RAW RECORDS:
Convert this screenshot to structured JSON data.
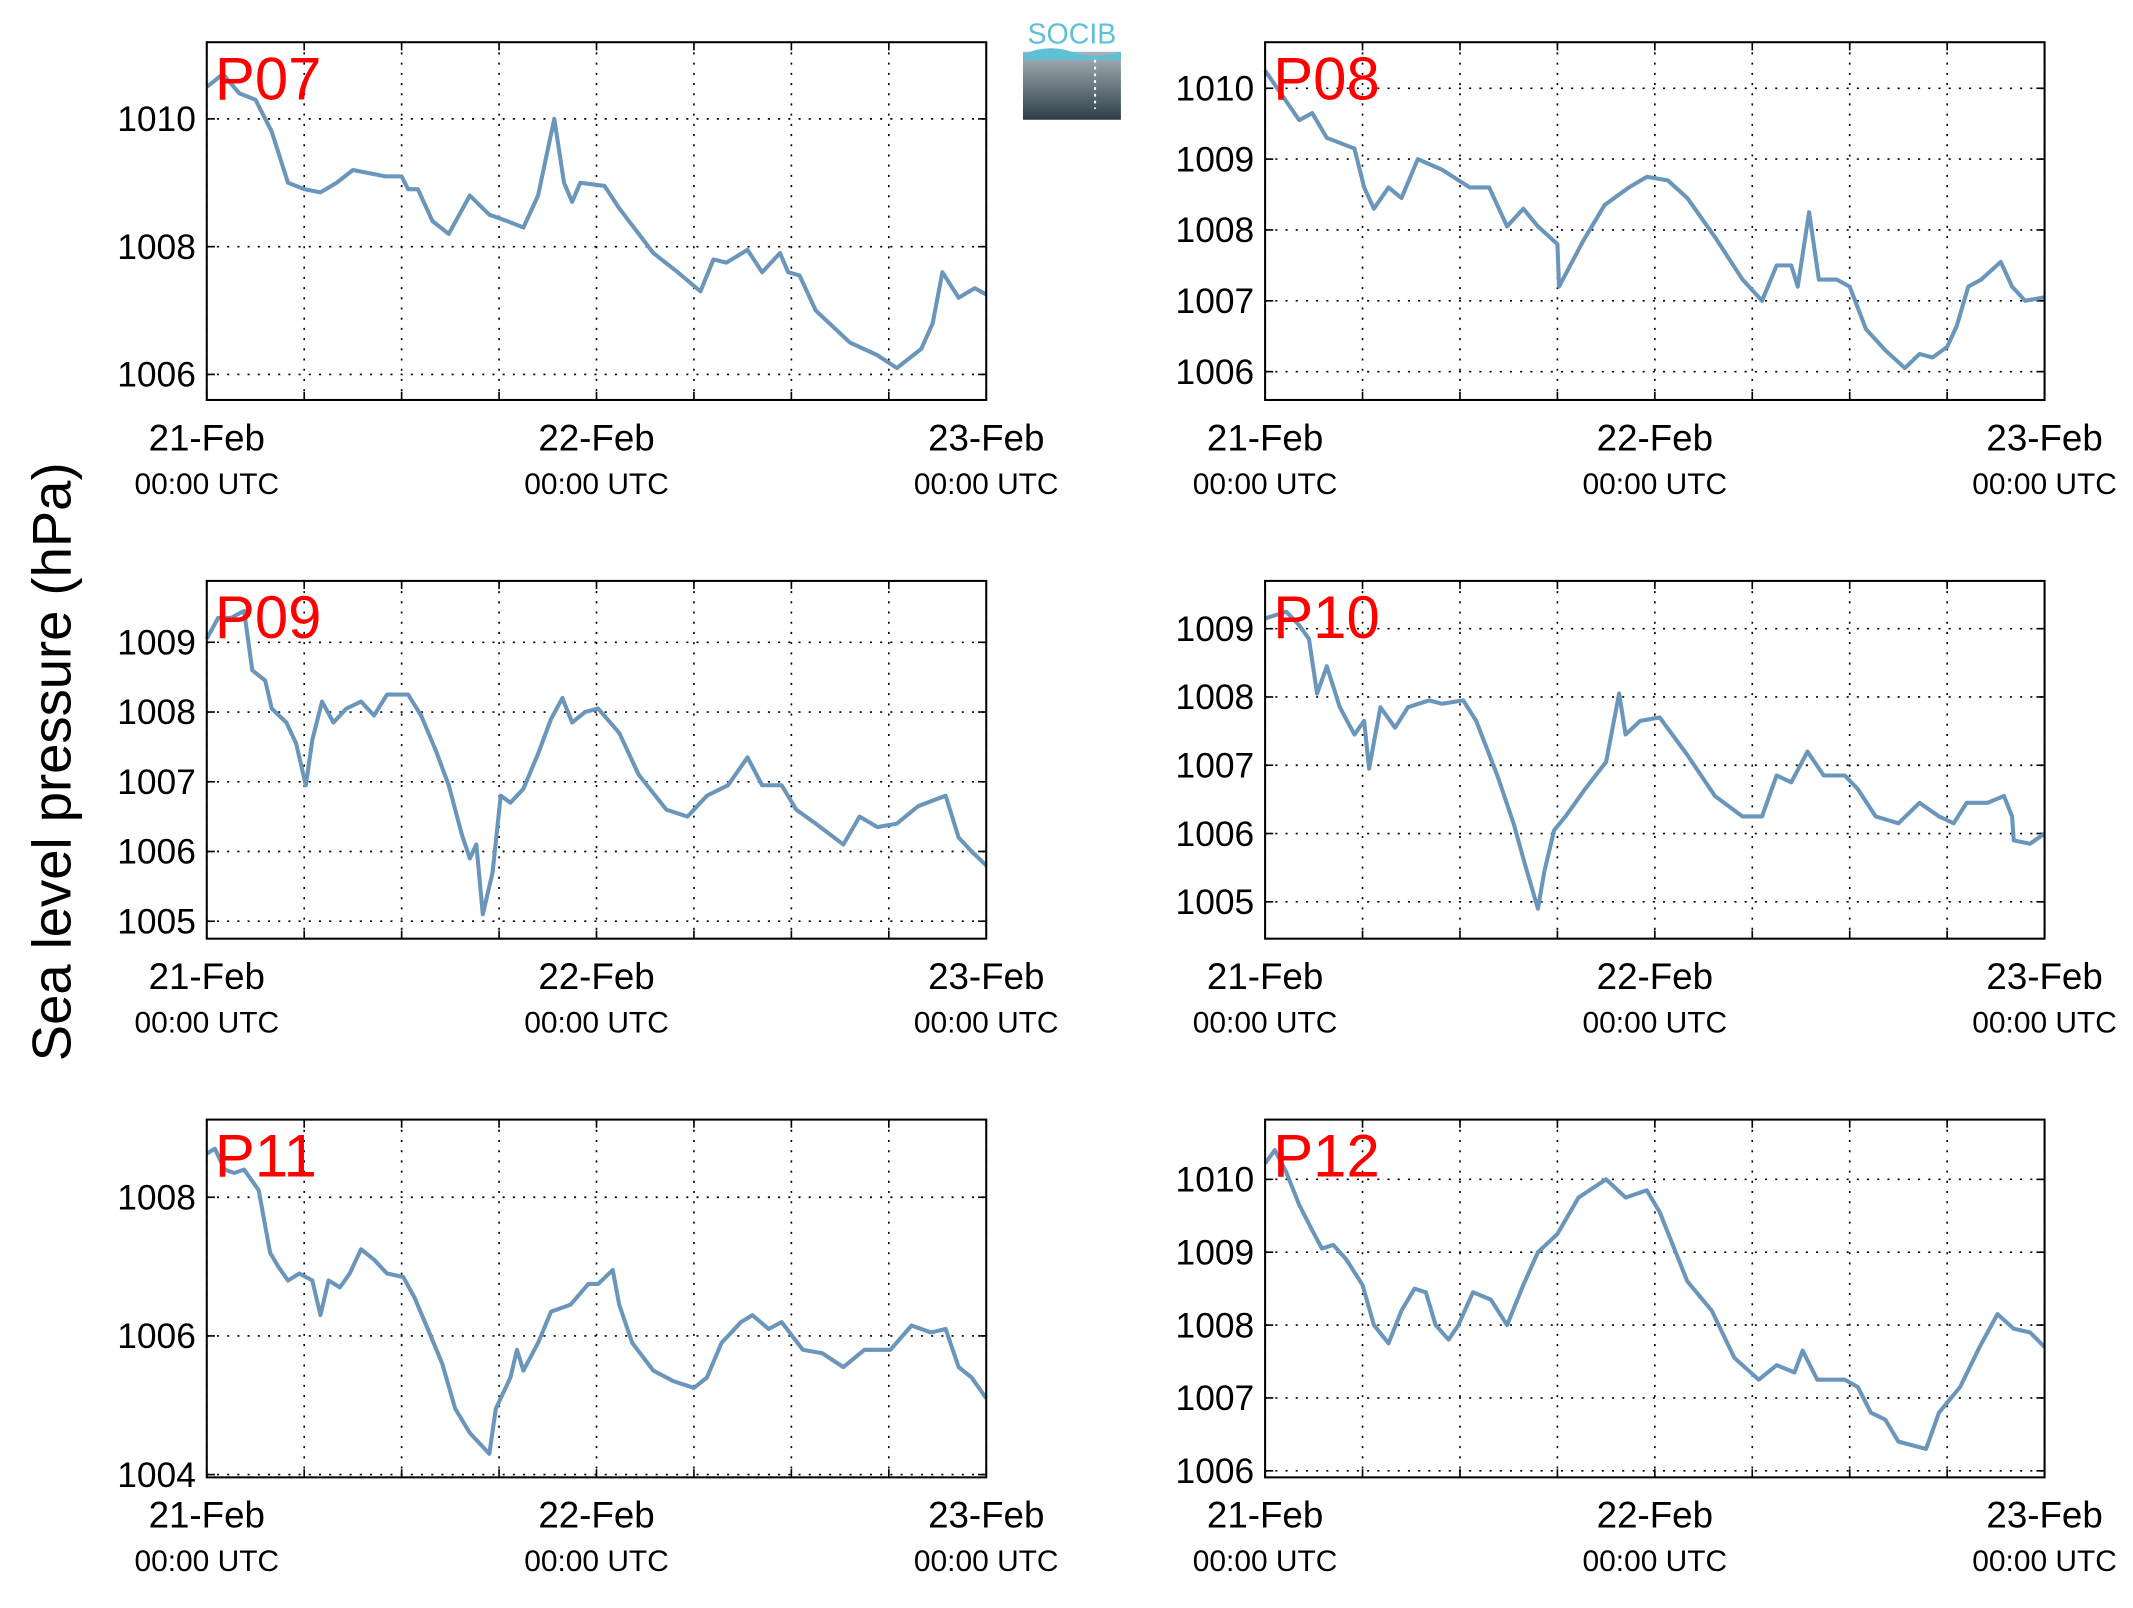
{
  "ylabel": "Sea level pressure (hPa)",
  "logo": "SOCIB",
  "chart_data": [
    {
      "type": "line",
      "title": "P07",
      "color": "#6b96bb",
      "grid": true,
      "xlim": [
        0,
        48
      ],
      "xticks": [
        {
          "value": 0,
          "label": [
            "21-Feb",
            "00:00 UTC"
          ]
        },
        {
          "value": 24,
          "label": [
            "22-Feb",
            "00:00 UTC"
          ]
        },
        {
          "value": 48,
          "label": [
            "23-Feb",
            "00:00 UTC"
          ]
        }
      ],
      "xminorticks": [
        6,
        12,
        18,
        30,
        36,
        42
      ],
      "ylim": [
        1005.6,
        1011.2
      ],
      "yticks": [
        1006,
        1008,
        1010
      ],
      "x": [
        0,
        1,
        2,
        3,
        4,
        5,
        6,
        7,
        8,
        9,
        11,
        12,
        12.4,
        13,
        13.9,
        14.9,
        16.2,
        17.4,
        18.5,
        19.5,
        20.4,
        21.4,
        22,
        22.5,
        23,
        24.5,
        25.4,
        27.5,
        29,
        30.4,
        31.2,
        32,
        33.3,
        34.2,
        35.3,
        35.8,
        36.5,
        37.5,
        39.6,
        41.3,
        42.5,
        44,
        44.7,
        45.3,
        46.3,
        47.3,
        48
      ],
      "values": [
        1010.5,
        1010.7,
        1010.4,
        1010.3,
        1009.8,
        1009.0,
        1008.9,
        1008.85,
        1009.0,
        1009.2,
        1009.1,
        1009.1,
        1008.9,
        1008.9,
        1008.4,
        1008.2,
        1008.8,
        1008.5,
        1008.4,
        1008.3,
        1008.8,
        1010.0,
        1009.0,
        1008.7,
        1009.0,
        1008.95,
        1008.6,
        1007.9,
        1007.6,
        1007.3,
        1007.8,
        1007.75,
        1007.95,
        1007.6,
        1007.9,
        1007.6,
        1007.55,
        1007.0,
        1006.5,
        1006.3,
        1006.1,
        1006.4,
        1006.8,
        1007.6,
        1007.2,
        1007.35,
        1007.25
      ]
    },
    {
      "type": "line",
      "title": "P08",
      "color": "#6b96bb",
      "grid": true,
      "xlim": [
        0,
        48
      ],
      "xticks": [
        {
          "value": 0,
          "label": [
            "21-Feb",
            "00:00 UTC"
          ]
        },
        {
          "value": 24,
          "label": [
            "22-Feb",
            "00:00 UTC"
          ]
        },
        {
          "value": 48,
          "label": [
            "23-Feb",
            "00:00 UTC"
          ]
        }
      ],
      "xminorticks": [
        6,
        12,
        18,
        30,
        36,
        42
      ],
      "ylim": [
        1005.6,
        1010.65
      ],
      "yticks": [
        1006,
        1007,
        1008,
        1009,
        1010
      ],
      "x": [
        0,
        2.1,
        2.9,
        3.8,
        5.5,
        6.1,
        6.7,
        7.6,
        8.4,
        9.4,
        10.9,
        12.6,
        13.8,
        14.9,
        15.9,
        16.8,
        18.0,
        18.1,
        19.6,
        20.9,
        22.4,
        23.5,
        24.8,
        26.0,
        27.7,
        29.4,
        30.6,
        31.5,
        32.4,
        32.8,
        33.5,
        34.1,
        35.2,
        36.0,
        37.0,
        38.2,
        39.4,
        40.3,
        41.1,
        42.0,
        42.6,
        43.3,
        44.1,
        45.3,
        46.0,
        46.8,
        48
      ],
      "values": [
        1010.25,
        1009.55,
        1009.65,
        1009.3,
        1009.15,
        1008.6,
        1008.3,
        1008.6,
        1008.45,
        1009.0,
        1008.85,
        1008.6,
        1008.6,
        1008.05,
        1008.3,
        1008.05,
        1007.8,
        1007.2,
        1007.85,
        1008.35,
        1008.6,
        1008.75,
        1008.7,
        1008.45,
        1007.9,
        1007.3,
        1007.0,
        1007.5,
        1007.5,
        1007.2,
        1008.25,
        1007.3,
        1007.3,
        1007.2,
        1006.6,
        1006.3,
        1006.05,
        1006.25,
        1006.2,
        1006.35,
        1006.65,
        1007.2,
        1007.3,
        1007.55,
        1007.2,
        1007.0,
        1007.05
      ]
    },
    {
      "type": "line",
      "title": "P09",
      "color": "#6b96bb",
      "grid": true,
      "xlim": [
        0,
        48
      ],
      "xticks": [
        {
          "value": 0,
          "label": [
            "21-Feb",
            "00:00 UTC"
          ]
        },
        {
          "value": 24,
          "label": [
            "22-Feb",
            "00:00 UTC"
          ]
        },
        {
          "value": 48,
          "label": [
            "23-Feb",
            "00:00 UTC"
          ]
        }
      ],
      "xminorticks": [
        6,
        12,
        18,
        30,
        36,
        42
      ],
      "ylim": [
        1004.75,
        1009.88
      ],
      "yticks": [
        1005,
        1006,
        1007,
        1008,
        1009
      ],
      "x": [
        0,
        0.7,
        1.5,
        2.3,
        2.8,
        3.6,
        4,
        4.9,
        5.5,
        6.1,
        6.5,
        7.1,
        7.8,
        8.6,
        9.5,
        10.3,
        11.1,
        12.4,
        13.2,
        14.1,
        14.9,
        15.7,
        16.2,
        16.6,
        17,
        17.6,
        18.1,
        18.7,
        19.5,
        20.4,
        21.2,
        21.9,
        22.5,
        23.3,
        24.1,
        25.4,
        26.6,
        28.3,
        29.6,
        30.8,
        32.1,
        33.3,
        34.2,
        35.4,
        36.3,
        37.5,
        39.2,
        40.2,
        41.3,
        42.5,
        43.8,
        45.5,
        46.3,
        47.1,
        48
      ],
      "values": [
        1009.05,
        1009.35,
        1009.35,
        1009.45,
        1008.6,
        1008.45,
        1008.05,
        1007.85,
        1007.55,
        1006.95,
        1007.6,
        1008.15,
        1007.85,
        1008.05,
        1008.15,
        1007.95,
        1008.25,
        1008.25,
        1007.95,
        1007.45,
        1006.95,
        1006.25,
        1005.9,
        1006.1,
        1005.1,
        1005.7,
        1006.8,
        1006.7,
        1006.9,
        1007.4,
        1007.9,
        1008.2,
        1007.85,
        1008.0,
        1008.05,
        1007.7,
        1007.1,
        1006.6,
        1006.5,
        1006.8,
        1006.95,
        1007.35,
        1006.95,
        1006.95,
        1006.6,
        1006.4,
        1006.1,
        1006.5,
        1006.35,
        1006.4,
        1006.65,
        1006.8,
        1006.2,
        1006.0,
        1005.8
      ]
    },
    {
      "type": "line",
      "title": "P10",
      "color": "#6b96bb",
      "grid": true,
      "xlim": [
        0,
        48
      ],
      "xticks": [
        {
          "value": 0,
          "label": [
            "21-Feb",
            "00:00 UTC"
          ]
        },
        {
          "value": 24,
          "label": [
            "22-Feb",
            "00:00 UTC"
          ]
        },
        {
          "value": 48,
          "label": [
            "23-Feb",
            "00:00 UTC"
          ]
        }
      ],
      "xminorticks": [
        6,
        12,
        18,
        30,
        36,
        42
      ],
      "ylim": [
        1004.46,
        1009.7
      ],
      "yticks": [
        1005,
        1006,
        1007,
        1008,
        1009
      ],
      "x": [
        0,
        1.3,
        2.1,
        2.7,
        3.2,
        3.8,
        4.6,
        5.5,
        6.1,
        6.4,
        7.1,
        8,
        8.8,
        10.1,
        10.9,
        12.2,
        13,
        14.3,
        15.3,
        16,
        16.8,
        17.2,
        17.8,
        18.5,
        19.7,
        21,
        21.8,
        22.2,
        23.1,
        24.3,
        26,
        27.7,
        29.4,
        30.6,
        31.5,
        32.4,
        33.4,
        34.4,
        35.7,
        36.5,
        37.6,
        39,
        40.3,
        41.5,
        42.4,
        43.2,
        44.5,
        45.5,
        46,
        46.1,
        47.1,
        48
      ],
      "values": [
        1009.15,
        1009.25,
        1009.05,
        1008.85,
        1008.05,
        1008.45,
        1007.85,
        1007.45,
        1007.65,
        1006.95,
        1007.85,
        1007.55,
        1007.85,
        1007.95,
        1007.9,
        1007.95,
        1007.65,
        1006.85,
        1006.15,
        1005.55,
        1004.9,
        1005.45,
        1006.05,
        1006.25,
        1006.65,
        1007.05,
        1008.05,
        1007.45,
        1007.65,
        1007.7,
        1007.15,
        1006.55,
        1006.25,
        1006.25,
        1006.85,
        1006.75,
        1007.2,
        1006.85,
        1006.85,
        1006.65,
        1006.25,
        1006.15,
        1006.45,
        1006.25,
        1006.15,
        1006.45,
        1006.45,
        1006.55,
        1006.25,
        1005.9,
        1005.85,
        1006.0
      ]
    },
    {
      "type": "line",
      "title": "P11",
      "color": "#6b96bb",
      "grid": true,
      "xlim": [
        0,
        48
      ],
      "xticks": [
        {
          "value": 0,
          "label": [
            "21-Feb",
            "00:00 UTC"
          ]
        },
        {
          "value": 24,
          "label": [
            "22-Feb",
            "00:00 UTC"
          ]
        },
        {
          "value": 48,
          "label": [
            "23-Feb",
            "00:00 UTC"
          ]
        }
      ],
      "xminorticks": [
        6,
        12,
        18,
        30,
        36,
        42
      ],
      "ylim": [
        1003.96,
        1009.12
      ],
      "yticks": [
        1004,
        1006,
        1008
      ],
      "x": [
        0,
        0.5,
        1.1,
        1.7,
        2.3,
        3.2,
        3.9,
        4.4,
        5,
        5.7,
        6.5,
        7,
        7.5,
        8.2,
        8.8,
        9.5,
        10.3,
        11.1,
        12.1,
        12.8,
        13.7,
        14.5,
        15.3,
        16.2,
        17,
        17.4,
        17.8,
        18.7,
        19.1,
        19.5,
        20.4,
        21.2,
        22.4,
        23.5,
        24.1,
        25,
        25.4,
        26.2,
        27.5,
        28.7,
        30,
        30.8,
        31.7,
        32.9,
        33.6,
        34.6,
        35.4,
        36.7,
        37.9,
        39.2,
        40.5,
        42.1,
        43.4,
        44.6,
        45.5,
        46.3,
        47.1,
        48
      ],
      "values": [
        1008.63,
        1008.7,
        1008.4,
        1008.35,
        1008.4,
        1008.1,
        1007.2,
        1007.0,
        1006.8,
        1006.9,
        1006.8,
        1006.3,
        1006.8,
        1006.7,
        1006.9,
        1007.25,
        1007.1,
        1006.9,
        1006.85,
        1006.55,
        1006.05,
        1005.6,
        1004.95,
        1004.6,
        1004.4,
        1004.3,
        1004.95,
        1005.4,
        1005.8,
        1005.5,
        1005.9,
        1006.35,
        1006.45,
        1006.75,
        1006.75,
        1006.95,
        1006.45,
        1005.9,
        1005.5,
        1005.35,
        1005.25,
        1005.4,
        1005.9,
        1006.2,
        1006.3,
        1006.1,
        1006.2,
        1005.8,
        1005.75,
        1005.55,
        1005.8,
        1005.8,
        1006.15,
        1006.05,
        1006.1,
        1005.55,
        1005.4,
        1005.1
      ]
    },
    {
      "type": "line",
      "title": "P12",
      "color": "#6b96bb",
      "grid": true,
      "xlim": [
        0,
        48
      ],
      "xticks": [
        {
          "value": 0,
          "label": [
            "21-Feb",
            "00:00 UTC"
          ]
        },
        {
          "value": 24,
          "label": [
            "22-Feb",
            "00:00 UTC"
          ]
        },
        {
          "value": 48,
          "label": [
            "23-Feb",
            "00:00 UTC"
          ]
        }
      ],
      "xminorticks": [
        6,
        12,
        18,
        30,
        36,
        42
      ],
      "ylim": [
        1005.91,
        1010.82
      ],
      "yticks": [
        1006,
        1007,
        1008,
        1009,
        1010
      ],
      "x": [
        0,
        0.6,
        1.3,
        2.1,
        2.9,
        3.5,
        4.2,
        5,
        6,
        6.7,
        7.6,
        8.4,
        9.2,
        9.9,
        10.5,
        11.3,
        11.9,
        12.8,
        13.9,
        14.9,
        15.9,
        16.8,
        18,
        19.3,
        21,
        22.2,
        23.5,
        24.3,
        26,
        27.5,
        28.9,
        30.4,
        31.5,
        32.6,
        33.1,
        34,
        35.7,
        36.5,
        37.3,
        38.2,
        39,
        40.7,
        41.5,
        42.8,
        44,
        45.1,
        46.1,
        47.1,
        48
      ],
      "values": [
        1010.22,
        1010.4,
        1010.1,
        1009.65,
        1009.3,
        1009.05,
        1009.1,
        1008.9,
        1008.55,
        1008.0,
        1007.75,
        1008.2,
        1008.5,
        1008.45,
        1008.0,
        1007.8,
        1008.0,
        1008.45,
        1008.35,
        1008.0,
        1008.55,
        1009.0,
        1009.25,
        1009.75,
        1010.0,
        1009.75,
        1009.85,
        1009.55,
        1008.6,
        1008.2,
        1007.55,
        1007.25,
        1007.45,
        1007.35,
        1007.65,
        1007.25,
        1007.25,
        1007.15,
        1006.8,
        1006.7,
        1006.4,
        1006.3,
        1006.8,
        1007.15,
        1007.7,
        1008.15,
        1007.95,
        1007.9,
        1007.7
      ]
    }
  ]
}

PROBLEM TO SOLVE: Count how many lines in the data above hold the string "title", and give the number with no other words.

FULL SOLUTION: 6